BRIEF 1:
Answer these questions about the farm conversation:
(a) According to the speaker, how many states does USDA think will have record bean crops?
(b) At what speed was the speaker traveling while having a hard time finding holes?
(c) What principle from handling cattle does the speaker say is applied to businesses?
BRIEF 2: Write the next part of the farm conversation, picking up after its final line.

But is it a bin buster?
We'll see.
Yeah, and it depends.
I mean, we've had so much variable weather problems across the whole Midwest.
And variable planning dates.
There is an estate.
There is an estate in the Midwest that I feel like you can look at and say,
yep, that's, now USDA thinks, what, there's five states.
They're going to have record bean crops according to their deal.
Not us.
Not us.
No, definitely not us.
So, I don't know.
I'll tell you, the corner in Illinois looks really good.
I've been across it a couple times,
and I've had a hard time finding holes from what you can see at 70 mile an hour.
Let's go back a little bit.
I wanted to ask you, so with this downturn kind of equipment,
as a business owner being in that field,
what are you,
does that worry you at all?
Do you feel like there's going to be,
because I know you do like air equip dealing, you know,
and stuff like that.
Like, how are you going about approaching this kind of downturn?
And what are you like telling your team?
And how are you going to go about making it out the other side?
So one of the things that I kind of, you know, we talked about,
you're either growing or shrinking, right?
But one of the principles that I've always used in handling cattle or whatever,
and I apply it to businesses, slow if, you know, slow is fast.
Fast is slow.

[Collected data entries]
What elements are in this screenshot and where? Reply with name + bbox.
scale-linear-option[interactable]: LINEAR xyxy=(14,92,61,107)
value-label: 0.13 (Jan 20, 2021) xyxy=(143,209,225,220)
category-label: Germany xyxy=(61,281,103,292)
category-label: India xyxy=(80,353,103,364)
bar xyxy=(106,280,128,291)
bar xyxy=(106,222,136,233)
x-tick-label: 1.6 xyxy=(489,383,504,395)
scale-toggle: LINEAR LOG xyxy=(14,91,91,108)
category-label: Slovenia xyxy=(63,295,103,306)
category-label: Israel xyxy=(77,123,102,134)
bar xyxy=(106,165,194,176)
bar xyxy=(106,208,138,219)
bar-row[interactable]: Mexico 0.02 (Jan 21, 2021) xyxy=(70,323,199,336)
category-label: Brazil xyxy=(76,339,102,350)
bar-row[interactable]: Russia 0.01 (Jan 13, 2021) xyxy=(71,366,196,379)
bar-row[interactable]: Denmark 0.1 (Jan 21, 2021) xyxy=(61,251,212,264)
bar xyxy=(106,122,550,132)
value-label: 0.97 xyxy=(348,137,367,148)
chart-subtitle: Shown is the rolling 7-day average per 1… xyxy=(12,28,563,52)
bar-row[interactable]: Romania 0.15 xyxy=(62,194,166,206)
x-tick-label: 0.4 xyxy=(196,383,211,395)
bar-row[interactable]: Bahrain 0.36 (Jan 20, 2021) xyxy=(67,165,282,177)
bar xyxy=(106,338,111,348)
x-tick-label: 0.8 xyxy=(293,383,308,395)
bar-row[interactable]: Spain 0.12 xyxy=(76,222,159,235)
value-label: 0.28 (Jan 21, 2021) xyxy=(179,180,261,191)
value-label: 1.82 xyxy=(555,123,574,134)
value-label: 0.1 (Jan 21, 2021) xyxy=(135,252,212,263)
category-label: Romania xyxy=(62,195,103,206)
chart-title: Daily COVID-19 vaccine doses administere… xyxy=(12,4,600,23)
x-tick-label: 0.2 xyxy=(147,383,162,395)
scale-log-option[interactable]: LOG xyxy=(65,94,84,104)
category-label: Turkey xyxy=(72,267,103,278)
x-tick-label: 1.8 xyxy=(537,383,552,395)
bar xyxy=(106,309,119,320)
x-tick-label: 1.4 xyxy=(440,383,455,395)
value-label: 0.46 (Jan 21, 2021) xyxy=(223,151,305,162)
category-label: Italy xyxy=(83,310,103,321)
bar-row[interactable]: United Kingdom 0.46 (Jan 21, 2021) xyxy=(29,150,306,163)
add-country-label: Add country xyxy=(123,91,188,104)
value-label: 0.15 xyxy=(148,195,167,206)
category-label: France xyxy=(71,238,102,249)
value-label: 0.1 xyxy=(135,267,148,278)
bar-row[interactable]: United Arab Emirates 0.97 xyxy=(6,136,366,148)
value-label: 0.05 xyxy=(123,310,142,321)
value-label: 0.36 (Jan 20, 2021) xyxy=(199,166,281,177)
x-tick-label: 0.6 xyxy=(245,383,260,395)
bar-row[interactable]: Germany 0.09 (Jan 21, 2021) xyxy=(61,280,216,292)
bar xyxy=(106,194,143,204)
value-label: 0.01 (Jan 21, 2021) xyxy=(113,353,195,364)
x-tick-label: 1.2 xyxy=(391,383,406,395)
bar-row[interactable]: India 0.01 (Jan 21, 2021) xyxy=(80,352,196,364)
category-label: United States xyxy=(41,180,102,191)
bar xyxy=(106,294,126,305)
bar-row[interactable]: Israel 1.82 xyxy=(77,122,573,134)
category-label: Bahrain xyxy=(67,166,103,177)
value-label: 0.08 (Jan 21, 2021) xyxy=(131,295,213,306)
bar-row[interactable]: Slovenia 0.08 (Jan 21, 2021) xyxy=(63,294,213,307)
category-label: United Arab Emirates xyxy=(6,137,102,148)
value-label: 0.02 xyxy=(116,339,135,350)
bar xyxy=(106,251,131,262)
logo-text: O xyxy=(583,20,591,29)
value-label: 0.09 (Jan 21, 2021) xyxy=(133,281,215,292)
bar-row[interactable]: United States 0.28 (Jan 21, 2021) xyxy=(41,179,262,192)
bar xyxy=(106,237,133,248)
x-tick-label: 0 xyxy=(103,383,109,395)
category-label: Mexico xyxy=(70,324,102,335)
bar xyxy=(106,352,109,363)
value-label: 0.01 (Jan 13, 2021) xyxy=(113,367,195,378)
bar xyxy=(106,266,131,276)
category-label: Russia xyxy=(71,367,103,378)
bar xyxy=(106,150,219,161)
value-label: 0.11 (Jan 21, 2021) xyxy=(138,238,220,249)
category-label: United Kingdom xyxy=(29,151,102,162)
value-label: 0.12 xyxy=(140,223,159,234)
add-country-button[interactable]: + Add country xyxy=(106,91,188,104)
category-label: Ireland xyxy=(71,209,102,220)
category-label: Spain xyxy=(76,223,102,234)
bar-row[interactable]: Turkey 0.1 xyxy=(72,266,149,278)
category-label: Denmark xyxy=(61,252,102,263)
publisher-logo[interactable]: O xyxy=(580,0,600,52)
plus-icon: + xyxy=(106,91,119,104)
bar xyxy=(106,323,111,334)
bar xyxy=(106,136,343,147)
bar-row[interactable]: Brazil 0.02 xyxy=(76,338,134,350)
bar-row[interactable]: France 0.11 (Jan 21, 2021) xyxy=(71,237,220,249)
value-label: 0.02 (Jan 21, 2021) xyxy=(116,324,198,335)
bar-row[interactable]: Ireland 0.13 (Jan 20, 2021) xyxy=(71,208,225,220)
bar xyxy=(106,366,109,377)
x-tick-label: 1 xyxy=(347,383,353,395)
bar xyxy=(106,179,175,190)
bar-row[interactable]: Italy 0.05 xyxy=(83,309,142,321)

WRITTEN REPLY 1:
(a) Five states.
(b) 70 miles an hour.
(c) Slow is fast, and fast is slow.

WRITTEN REPLY 2:
And, you know, I want to.
to grow, but I want to do it right. I don't want to explode and, you know, outkick your coverage.
And so one of the things with us, we have diversified. So we carry, we're a retail dealer as well for
about eight or nine different product lines. And, you know, a lot of those product lines deal with
livestock, deal with cattle especially. And so, and to your question about the downturn, one of the
beauties of our business is things are good. You can sell equipment. You don't have to try.
Last couple of years, I've told my sales staff through the pandemic, hey, it's common, guys.
You're going to actually have to sell, not just answer the phone and have it. And we're seeing
that now. But the beauty is, it's easy to sell it when it's good. When things are bad,
you have to sell our consignment, you know, platform kind of shines. And so,
Are those conversations always fun? No, but we're positioned to where we are a needed value
for the ag community or construction community. We handle all that stuff too in, you know,
in whatever market happens to be. So am I worried? Oh, yeah. I mean, that's what business owners do.
They worry all the time about everything from meeting payroll to managing regulations to the markets
to, you know, mostly stuff they can't control.
but in terms of my business i mean i think we'll be all right
yeah uh one thing i thought about was
i'd say this is probably changed even in the time since you started your your business
but the the amount of the amount of semis hoppers that are dealt
now through the ag side over the last 10 years.
I mean, today, there's, I mean, arguably the days are numbered for the guys buying big
gravity wagons.
Is that a true statement?
Mostly.
It depends on how far away are from the terminal.
You know, if you have a local integrator, whatever, that's two miles down the road,
you can wagon that stuff way easier, way cheaper.
you know, no specialized license, no extra insurances, fewer headaches to do that.
So there's always going to be that niche.
That spatial market for big wagons.
But more people integrating semis into their operation?
Yeah.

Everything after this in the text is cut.